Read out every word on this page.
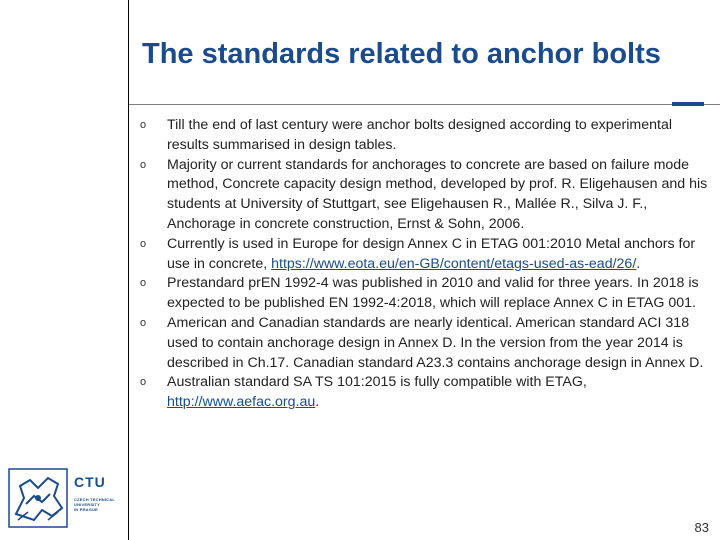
The standards related to anchor bolts
o Till the end of last century were anchor bolts designed according to experimental results summarised in design tables.
o Majority or current standards for anchorages to concrete are based on failure mode method, Concrete capacity design method, developed by prof. R. Eligehausen and his students at University of Stuttgart, see Eligehausen R., Mallée R., Silva J. F., Anchorage in concrete construction, Ernst & Sohn, 2006.
o Currently is used in Europe for design Annex C in ETAG 001:2010 Metal anchors for use in concrete, https://www.eota.eu/en-GB/content/etags-used-as-ead/26/.
o Prestandard prEN 1992-4 was published in 2010 and valid for three years. In 2018 is expected to be published EN 1992-4:2018, which will replace Annex C in ETAG 001.
o American and Canadian standards are nearly identical. American standard ACI 318 used to contain anchorage design in Annex D. In the version from the year 2014 is described in Ch.17. Canadian standard A23.3 contains anchorage design in Annex D.
o Australian standard SA TS 101:2015 is fully compatible with ETAG, http://www.aefac.org.au.
CTU
CZECH TECHNICAL
UNIVERSITY
IN PRAGUE
83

--------

Your job is to transcribe the entries above exactly; skip the pictures.

— SOLUTION FOR THIS PROBLEM —
Read out every word on this page.
The standards related to anchor bolts
o Till the end of last century were anchor bolts designed according to experimental results summarised in design tables.
o Majority or current standards for anchorages to concrete are based on failure mode method, Concrete capacity design method, developed by prof. R. Eligehausen and his students at University of Stuttgart, see Eligehausen R., Mallée R., Silva J. F., Anchorage in concrete construction, Ernst & Sohn, 2006.
o Currently is used in Europe for design Annex C in ETAG 001:2010 Metal anchors for use in concrete, https://www.eota.eu/en-GB/content/etags-used-as-ead/26/.
o Prestandard prEN 1992-4 was published in 2010 and valid for three years. In 2018 is expected to be published EN 1992-4:2018, which will replace Annex C in ETAG 001.
o American and Canadian standards are nearly identical. American standard ACI 318 used to contain anchorage design in Annex D. In the version from the year 2014 is described in Ch.17. Canadian standard A23.3 contains anchorage design in Annex D.
o Australian standard SA TS 101:2015 is fully compatible with ETAG, http://www.aefac.org.au.
CTU
CZECH TECHNICAL
UNIVERSITY
IN PRAGUE
83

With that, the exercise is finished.